Collection entries ->
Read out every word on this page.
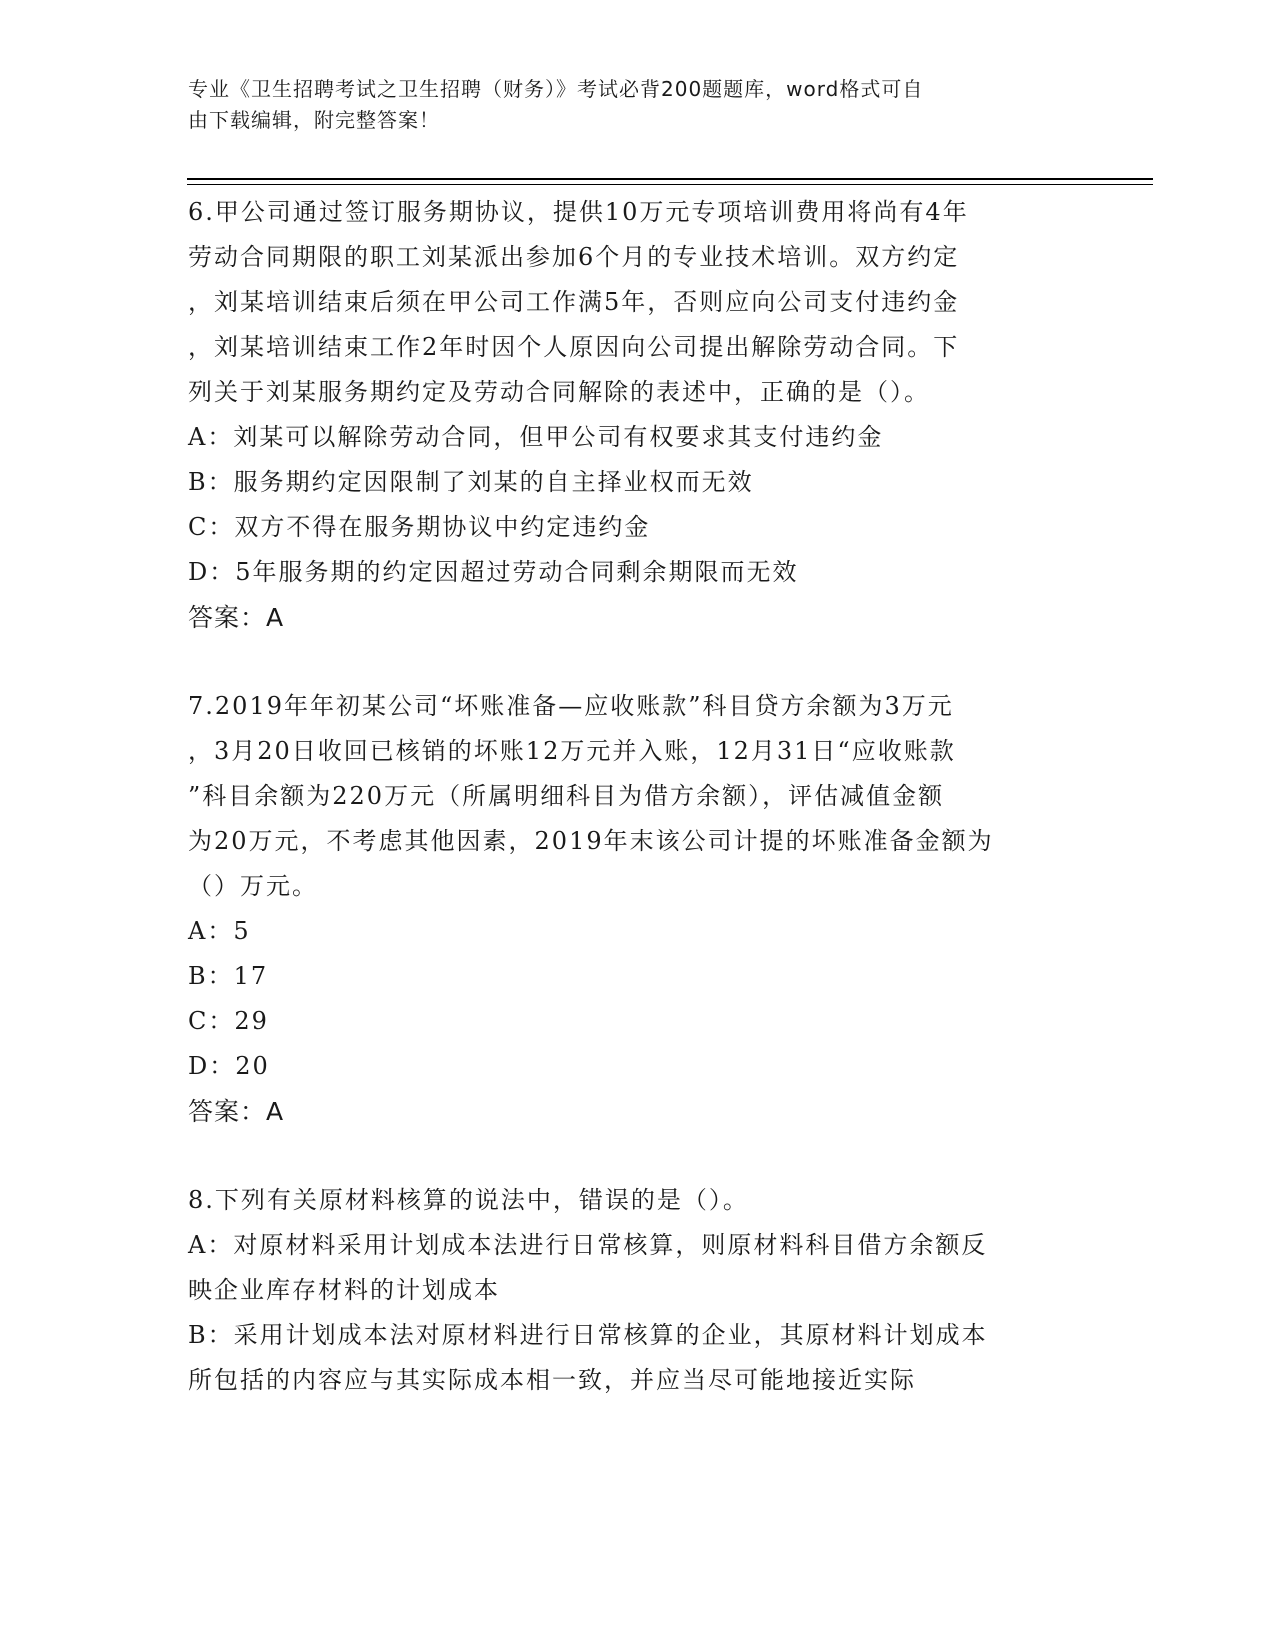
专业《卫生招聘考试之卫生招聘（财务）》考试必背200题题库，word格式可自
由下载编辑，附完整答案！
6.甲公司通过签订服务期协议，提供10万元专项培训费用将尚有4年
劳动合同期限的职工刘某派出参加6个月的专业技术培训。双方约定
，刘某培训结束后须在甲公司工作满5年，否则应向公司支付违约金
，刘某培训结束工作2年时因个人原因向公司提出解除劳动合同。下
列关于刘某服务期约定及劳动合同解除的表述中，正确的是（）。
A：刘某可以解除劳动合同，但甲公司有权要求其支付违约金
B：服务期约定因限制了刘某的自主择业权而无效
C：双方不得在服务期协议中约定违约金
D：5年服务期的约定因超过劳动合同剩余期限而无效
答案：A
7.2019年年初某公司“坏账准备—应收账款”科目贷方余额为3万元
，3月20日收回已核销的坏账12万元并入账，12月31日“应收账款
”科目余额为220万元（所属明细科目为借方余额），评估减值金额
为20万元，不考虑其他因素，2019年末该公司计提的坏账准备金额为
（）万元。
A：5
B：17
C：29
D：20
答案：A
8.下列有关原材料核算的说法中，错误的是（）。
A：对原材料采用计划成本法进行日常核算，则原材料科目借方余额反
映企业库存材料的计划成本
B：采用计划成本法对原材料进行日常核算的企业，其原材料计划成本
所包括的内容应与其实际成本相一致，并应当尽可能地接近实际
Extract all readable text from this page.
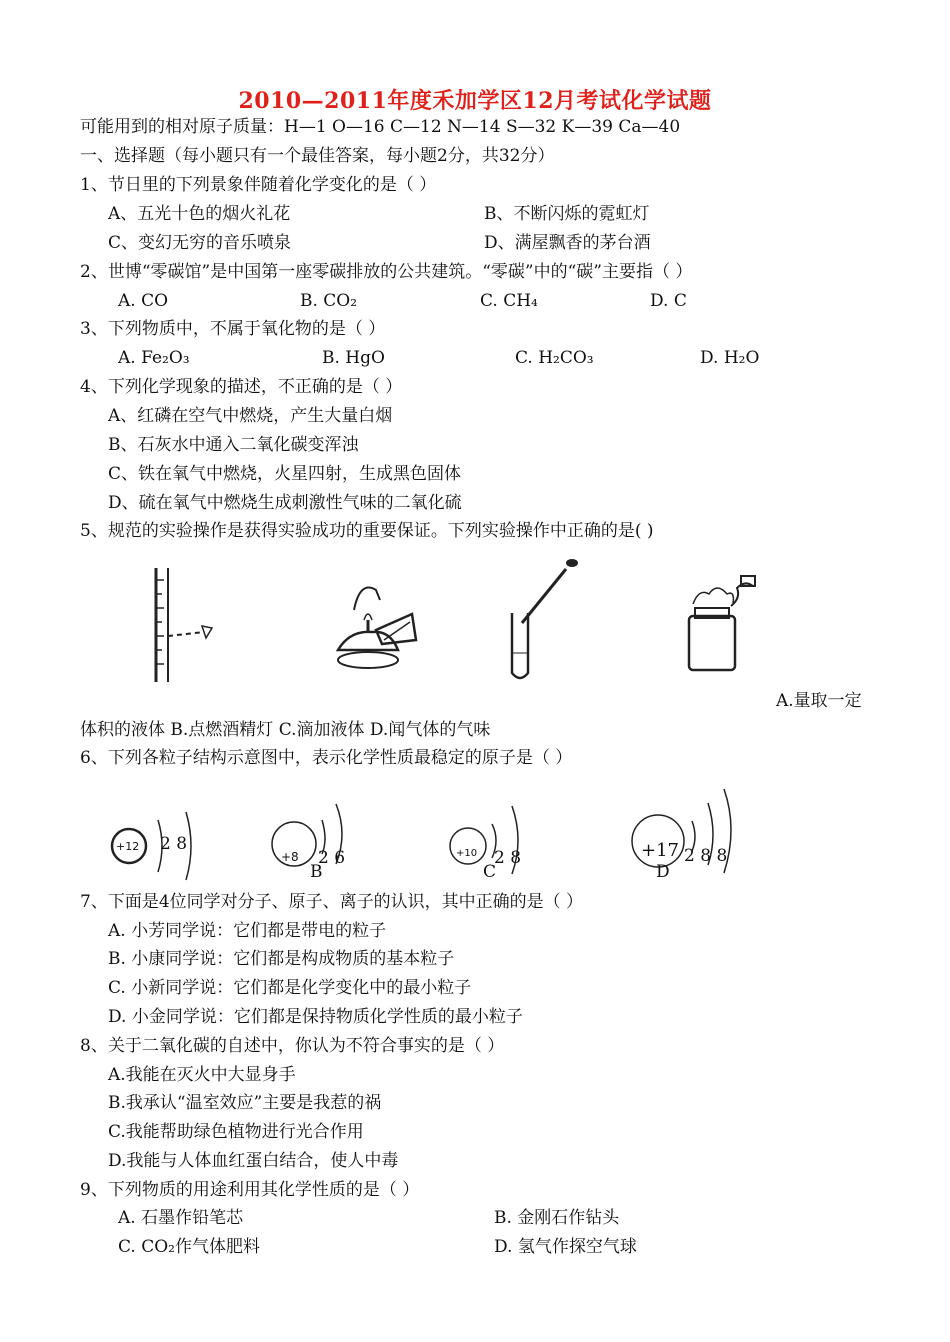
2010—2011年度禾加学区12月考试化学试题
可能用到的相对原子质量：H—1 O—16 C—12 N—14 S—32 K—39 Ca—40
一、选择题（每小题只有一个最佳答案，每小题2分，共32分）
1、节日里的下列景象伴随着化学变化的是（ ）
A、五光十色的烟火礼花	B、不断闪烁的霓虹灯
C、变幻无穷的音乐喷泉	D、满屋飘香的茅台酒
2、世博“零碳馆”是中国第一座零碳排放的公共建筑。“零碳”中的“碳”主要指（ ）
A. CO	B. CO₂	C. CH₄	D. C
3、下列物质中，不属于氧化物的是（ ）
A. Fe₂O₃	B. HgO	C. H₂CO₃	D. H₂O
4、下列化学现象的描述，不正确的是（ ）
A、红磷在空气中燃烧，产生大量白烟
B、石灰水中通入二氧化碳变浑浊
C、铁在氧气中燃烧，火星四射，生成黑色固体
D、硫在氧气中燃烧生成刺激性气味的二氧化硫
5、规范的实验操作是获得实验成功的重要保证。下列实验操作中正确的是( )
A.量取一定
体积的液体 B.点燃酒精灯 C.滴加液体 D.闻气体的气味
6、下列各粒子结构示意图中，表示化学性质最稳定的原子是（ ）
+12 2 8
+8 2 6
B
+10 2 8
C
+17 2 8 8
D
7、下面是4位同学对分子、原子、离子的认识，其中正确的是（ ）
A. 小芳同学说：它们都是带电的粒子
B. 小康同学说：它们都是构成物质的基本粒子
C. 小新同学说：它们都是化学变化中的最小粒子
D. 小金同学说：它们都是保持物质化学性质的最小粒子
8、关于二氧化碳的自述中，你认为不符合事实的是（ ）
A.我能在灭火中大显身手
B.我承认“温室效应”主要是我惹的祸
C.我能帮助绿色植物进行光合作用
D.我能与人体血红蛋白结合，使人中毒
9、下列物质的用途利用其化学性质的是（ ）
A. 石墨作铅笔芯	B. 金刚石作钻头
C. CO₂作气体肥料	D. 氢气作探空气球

PROBLEM -> Select all lines with the word "this" from the entries above.

WRITTEN ANSWER ->
Read out every word on this page.
Extract all readable text from this page.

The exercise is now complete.